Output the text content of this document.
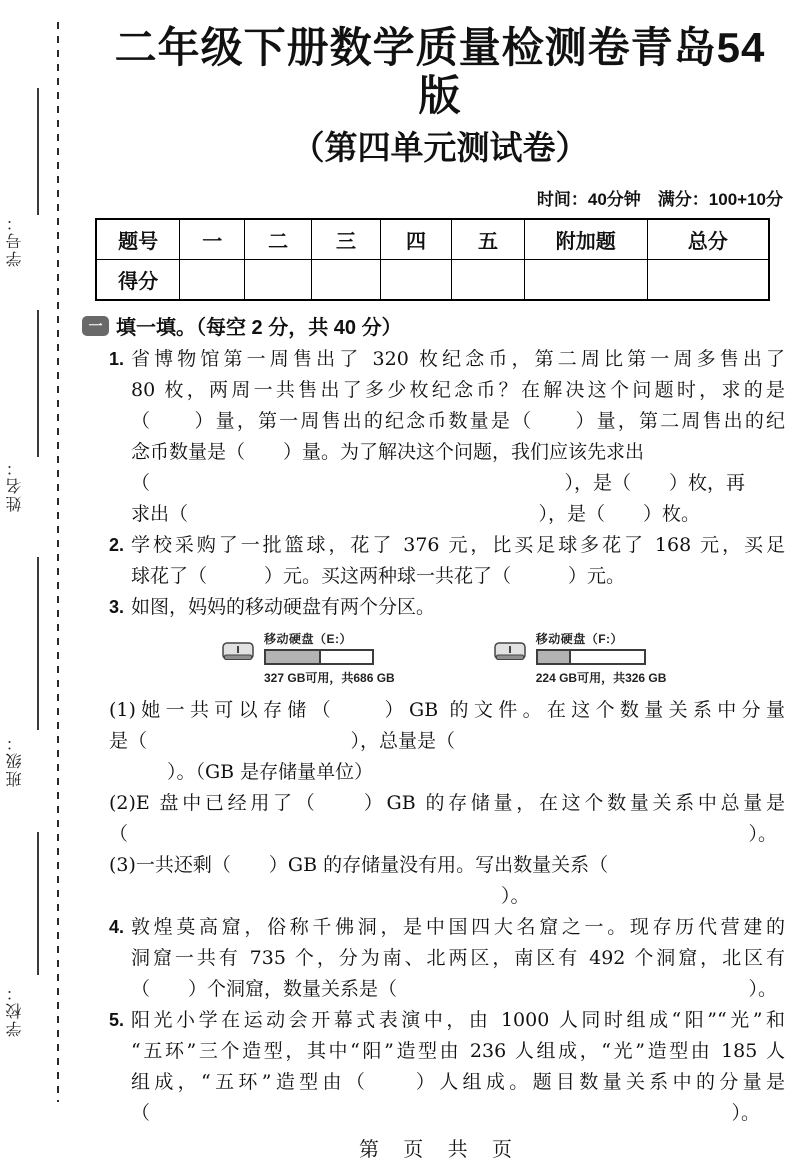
学号：
姓名：
班级：
学校：
二年级下册数学质量检测卷青岛54版
（第四单元测试卷）
时间：40分钟　满分：100+10分
题号	一	二	三	四	五	附加题	总分
得分							
一 填一填。（每空 2 分，共 40 分）
1. 省博物馆第一周售出了 320 枚纪念币，第二周比第一周多售出了
80 枚，两周一共售出了多少枚纪念币？在解决这个问题时，求的是
（　　）量，第一周售出的纪念币数量是（　　）量，第二周售出的纪
念币数量是（　　）量。为了解决这个问题，我们应该先求出
（	），是（　　）枚，再
求出（	），是（　　）枚。
2. 学校采购了一批篮球，花了 376 元，比买足球多花了 168 元，买足
球花了（　　　）元。买这两种球一共花了（　　　）元。
3. 如图，妈妈的移动硬盘有两个分区。
移动硬盘（E:）
327 GB可用，共686 GB
移动硬盘（F:）
224 GB可用，共326 GB
(1)她一共可以存储（　　）GB 的文件。在这个数量关系中分量
是（	），总量是（
　　）。（GB 是存储量单位）
(2)E 盘中已经用了（　　）GB 的存储量，在这个数量关系中总量是
（	）。
(3)一共还剩（　　）GB 的存储量没有用。写出数量关系（
）。
4. 敦煌莫高窟，俗称千佛洞，是中国四大名窟之一。现存历代营建的
洞窟一共有 735 个，分为南、北两区，南区有 492 个洞窟，北区有
（　　）个洞窟，数量关系是（	）。
5. 阳光小学在运动会开幕式表演中，由 1000 人同时组成“阳”“光”和
“五环”三个造型，其中“阳”造型由 236 人组成，“光”造型由 185 人
组成，“五环”造型由（　　）人组成。题目数量关系中的分量是
（	）。
第 页 共 页
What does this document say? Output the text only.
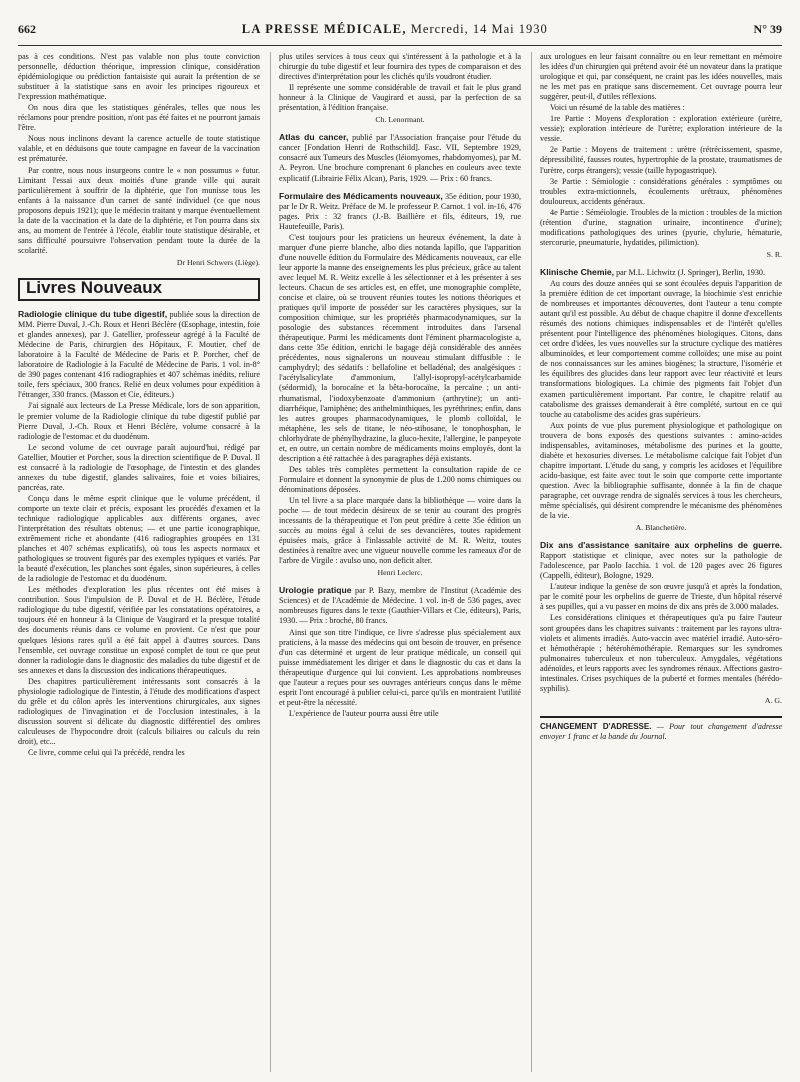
662	LA PRESSE MÉDICALE, Mercredi, 14 Mai 1930	N° 39

pas à ces conditions. N'est pas valable non plus toute conviction personnelle, déduction théorique, impression clinique, considération épidémiologique ou prédiction fantaisiste qui aurait la prétention de se substituer à la statistique sans en avoir les principes rigoureux et l'expression mathématique.

On nous dira que les statistiques générales, telles que nous les réclamons pour prendre position, n'ont pas été faites et ne pourront jamais l'être.

Nous nous inclinons devant la carence actuelle de toute statistique valable, et en déduisons que toute campagne en faveur de la vaccination est prématurée.

Par contre, nous nous insurgeons contre le « non possumus » futur. Limitant l'essai aux deux moitiés d'une grande ville qui aurait particulièrement à souffrir de la diphtérie, que l'on munisse tous les enfants à la naissance d'un carnet de santé individuel (ce que nous proposons depuis 1921); que le médecin traitant y marque éventuellement la date de la vaccination et la date de la diphtérie, et l'on pourra dans six ans, au moment de l'entrée à l'école, établir toute statistique désirable, et sans difficulté poursuivre l'observation pendant toute la durée de la scolarité.

Dr Henri Schwers (Liège).

Livres Nouveaux

Radiologie clinique du tube digestif, publiée sous la direction de MM. Pierre Duval, J.-Ch. Roux et Henri Béclère (Œsophage, intestin, foie et glandes annexes), par J. Gatellier, professeur agrégé à la Faculté de Médecine de Paris, chirurgien des Hôpitaux, F. Moutier, chef de laboratoire à la Faculté de Médecine de Paris et P. Porcher, chef de laboratoire de Radiologie à la Faculté de Médecine de Paris. 1 vol. in-8° de 390 pages contenant 416 radiographies et 407 schémas inédits, reliure toile, fers spéciaux, 300 francs. Relié en deux volumes pour expédition à l'étranger, 330 francs. (Masson et Cie, éditeurs.)

J'ai signalé aux lecteurs de La Presse Médicale, lors de son apparition, le premier volume de la Radiologie clinique du tube digestif publié par Pierre Duval, J.-Ch. Roux et Henri Béclère, volume consacré à la radiologie de l'estomac et du duodénum.

Le second volume de cet ouvrage paraît aujourd'hui, rédigé par Gatellier, Moutier et Porcher, sous la direction scientifique de P. Duval. Il est consacré à la radiologie de l'œsophage, de l'intestin et des glandes annexes du tube digestif, glandes salivaires, foie et voies biliaires, pancréas, rate.

Conçu dans le même esprit clinique que le volume précédent, il comporte un texte clair et précis, exposant les procédés d'examen et la technique radiologique applicables aux différents organes, avec l'interprétation des résultats obtenus; — et une partie iconographique, extrêmement riche et abondante (416 radiographies groupées en 131 planches et 407 schémas explicatifs), où tous les aspects normaux et pathologiques se trouvent figurés par des exemples typiques et variés. Par la beauté d'exécution, les planches sont égales, sinon supérieures, à celles de la radiologie de l'estomac et du duodénum.

Les méthodes d'exploration les plus récentes ont été mises à contribution. Sous l'impulsion de P. Duval et de H. Béclère, l'étude radiologique du tube digestif, vérifiée par les constatations opératoires, a toujours été en honneur à la Clinique de Vaugirard et la presque totalité des documents réunis dans ce volume en provient. Ce n'est que pour quelques lésions rares qu'il a été fait appel à d'autres sources. Dans l'ensemble, cet ouvrage constitue un exposé complet de tout ce que peut donner la radiologie dans le diagnostic des maladies du tube digestif et de ses annexes et dans la discussion des indications thérapeutiques.

Des chapitres particulièrement intéressants sont consacrés à la physiologie radiologique de l'intestin, à l'étude des modifications d'aspect du grêle et du côlon après les interventions chirurgicales, aux signes radiologiques de l'invagination et de l'occlusion intestinales, à la discussion souvent si délicate du diagnostic différentiel des ombres calculeuses de l'hypocondre droit (calculs biliaires ou calculs du rein droit), etc...

Ce livre, comme celui qui l'a précédé, rendra les

plus utiles services à tous ceux qui s'intéressent à la pathologie et à la chirurgie du tube digestif et leur fournira des types de comparaison et des directives d'interprétation pour les clichés qu'ils voudront étudier.

Il représente une somme considérable de travail et fait le plus grand honneur à la Clinique de Vaugirard et aussi, par la perfection de sa présentation, à l'édition française.

Ch. Lenormant.

Atlas du cancer, publié par l'Association française pour l'étude du cancer [Fondation Henri de Rothschild]. Fasc. VII, Septembre 1929, consacré aux Tumeurs des Muscles (léiomyomes, rhabdomyomes), par M. A. Peyron. Une brochure comprenant 6 planches en couleurs avec texte explicatif (Librairie Félix Alcan), Paris, 1929. — Prix : 60 francs.

Formulaire des Médicaments nouveaux, 35e édition, pour 1930, par le Dr R. Weitz. Préface de M. le professeur P. Carnot. 1 vol. in-16, 476 pages. Prix : 32 francs (J.-B. Baillière et fils, éditeurs, 19, rue Hautefeuille, Paris).

C'est toujours pour les praticiens un heureux événement, la date à marquer d'une pierre blanche, albo dies notanda lapillo, que l'apparition d'une nouvelle édition du Formulaire des Médicaments nouveaux, car elle leur apporte la manne des enseignements les plus précieux, grâce au talent avec lequel M. R. Weitz excelle à les sélectionner et à les présenter à ses lecteurs. Chacun de ses articles est, en effet, une monographie complète, concise et claire, où se trouvent réunies toutes les notions théoriques et pratiques qu'il importe de posséder sur les caractères physiques, sur la composition chimique, sur les propriétés pharmacodynamiques, sur la posologie des substances récemment introduites dans l'arsenal thérapeutique. Parmi les médicaments dont l'éminent pharmacologiste a, dans cette 35e édition, enrichi le bagage déjà considérable des années précédentes, nous signalerons un nouveau stimulant diffusible : le camphydryl; des sédatifs : bellafoline et belladénal; des analgésiques : l'acétylsalicylate d'ammonium, l'allyl-isopropyl-acétylcarbamide (sédormid), la borocaïne et la bêta-borocaïne, la percaïne ; un anti-rhumatismal, l'iodoxybenzoate d'ammonium (arthrytine); un anti-diarrhéique, l'amiphène; des anthelminthiques, les pyréthrines; enfin, dans les autres groupes pharmacodynamiques, le plomb colloïdal, le métaphène, les sels de titane, le néo-stibosane, le tonophosphan, le chlorhydrate de phénylhydrazine, la gluco-hexite, l'allergine, le panpeyote et, en outre, un certain nombre de médicaments moins employés, dont la description a été rattachée à des paragraphes déjà existants.

Des tables très complètes permettent la consultation rapide de ce Formulaire et donnent la synonymie de plus de 1.200 noms chimiques ou dénominations déposées.

Un tel livre a sa place marquée dans la bibliothèque — voire dans la poche — de tout médecin désireux de se tenir au courant des progrès incessants de la thérapeutique et l'on peut prédire à cette 35e édition un succès au moins égal à celui de ses devancières, toutes rapidement épuisées mais, grâce à l'inlassable activité de M. R. Weitz, toutes destinées à renaître avec une vigueur nouvelle comme les rameaux d'or de l'arbre de Virgile : avulso uno, non deficit alter.

Henri Leclerc.

Urologie pratique par P. Bazy, membre de l'Institut (Académie des Sciences) et de l'Académie de Médecine. 1 vol. in-8 de 536 pages, avec nombreuses figures dans le texte (Gauthier-Villars et Cie, éditeurs), Paris, 1930. — Prix : broché, 80 francs.

Ainsi que son titre l'indique, ce livre s'adresse plus spécialement aux praticiens, à la masse des médecins qui ont besoin de trouver, en présence d'un cas déterminé et urgent de leur pratique médicale, un conseil qui puisse immédiatement les diriger et dans le diagnostic du cas et dans la thérapeutique d'urgence qui lui convient. Les approbations nombreuses que l'auteur a reçues pour ses ouvrages antérieurs conçus dans le même esprit l'ont encouragé à publier celui-ci, parce qu'ils en montraient l'utilité et peut-être la nécessité.

L'expérience de l'auteur pourra aussi être utile

aux urologues en leur faisant connaître ou en leur remettant en mémoire les idées d'un chirurgien qui prétend avoir été un novateur dans la pratique urologique et qui, par conséquent, ne craint pas les idées nouvelles, mais ne les met pas en pratique sans discernement. Cet ouvrage pourra leur suggérer, peut-il, d'utiles réflexions.

Voici un résumé de la table des matières :

1re Partie : Moyens d'exploration : exploration extérieure (urètre, vessie); exploration intérieure de l'urètre; exploration intérieure de la vessie.

2e Partie : Moyens de traitement : urètre (rétrécissement, spasme, dépressibilité, fausses routes, hypertrophie de la prostate, traumatismes de l'urètre, corps étrangers); vessie (taille hypogastrique).

3e Partie : Sémiologie : considérations générales : symptômes ou troubles extra-mictionnels, écoulements urétraux, phénomènes douloureux, accidents généraux.

4e Partie : Séméiologie. Troubles de la miction : troubles de la miction (rétention d'urine, stagnation urinaire, incontinence d'urine); modifications pathologiques des urines (pyurie, chylurie, hématurie, stercorurie, pneumaturie, hydatides, pilimiction).

S. R.

Klinische Chemie, par M.L. Lichwitz (J. Springer), Berlin, 1930.

Au cours des douze années qui se sont écoulées depuis l'apparition de la première édition de cet important ouvrage, la biochimie s'est enrichie de nombreuses et importantes découvertes, dont l'auteur a tenu compte autant qu'il est possible. Au début de chaque chapitre il donne d'excellents résumés des notions chimiques indispensables et de l'intérêt qu'elles présentent pour l'intelligence des phénomènes biologiques. Citons, dans cet ordre d'idées, les vues nouvelles sur la structure cyclique des matières albuminoïdes, et leur comportement comme colloïdes; une mise au point de nos connaissances sur les amines biogènes; la structure, l'isomérie et les équilibres des glucides dans leur rapport avec leur réactivité et leurs transformations biologiques. La chimie des pigments fait l'objet d'un examen particulièrement important. Par contre, le chapitre relatif au catabolisme des graisses demanderait à être complété, surtout en ce qui touche au catabolisme des acides gras supérieurs.

Aux points de vue plus purement physiologique et pathologique on trouvera de bons exposés des questions suivantes : amino-acides indispensables, avitaminoses, métabolisme des purines et la goutte, diabète et hexosuries diverses. Le métabolisme calcique fait l'objet d'un chapitre important. L'étude du sang, y compris les acidoses et l'équilibre acido-basique, est faite avec tout le soin que comporte cette importante question. Avec la bibliographie suffisante, donnée à la fin de chaque paragraphe, cet ouvrage rendra de signalés services à tous les chercheurs, même spécialisés, qui désirent comprendre le mécanisme des phénomènes de la vie.

A. Blanchetière.

Dix ans d'assistance sanitaire aux orphelins de guerre. Rapport statistique et clinique, avec notes sur la pathologie de l'adolescence, par Paolo Iacchia. 1 vol. de 120 pages avec 26 figures (Cappelli, éditeur), Bologne, 1929.

L'auteur indique la genèse de son œuvre jusqu'à et après la fondation, par le comité pour les orphelins de guerre de Trieste, d'un hôpital réservé à ses pupilles, qui a vu passer en moins de dix ans près de 3.000 malades.

Les considérations cliniques et thérapeutiques qu'a pu faire l'auteur sont groupées dans les chapitres suivants : traitement par les rayons ultra-violets et aliments irradiés. Auto-vaccin avec matériel irradié. Auto-séro- et hémothérapie ; hétérohémothérapie. Remarques sur les syndromes pulmonaires tuberculeux et non tuberculeux. Amygdales, végétations adénoïdes, et leurs rapports avec les syndromes rénaux. Affections gastro-intestinales. Crises psychiques de la puberté et formes mentales (hérédo-syphilis).

A. G.

CHANGEMENT D'ADRESSE. — Pour tout changement d'adresse envoyer 1 franc et la bande du Journal.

+++++

**REQUIREMENTS**
In the entries above, locate every line with the word "adresse" and copy it.

**OUTPUT OF THE EXERCISE**
Ainsi que son titre l'indique, ce livre s'adresse plus spécialement aux praticiens, à la masse des médecins qui ont besoin de trouver, en présence d'un cas déterminé et urgent de leur pratique médicale, un conseil qui puisse immédiatement les diriger et dans le diagnostic du cas et dans la thérapeutique d'urgence qui lui convient. Les approbations nombreuses que l'auteur a reçues pour ses ouvrages antérieurs conçus dans le même esprit l'ont encouragé à publier celui-ci, parce qu'ils en montraient l'utilité et peut-être la nécessité.
CHANGEMENT D'ADRESSE. — Pour tout changement d'adresse envoyer 1 franc et la bande du Journal.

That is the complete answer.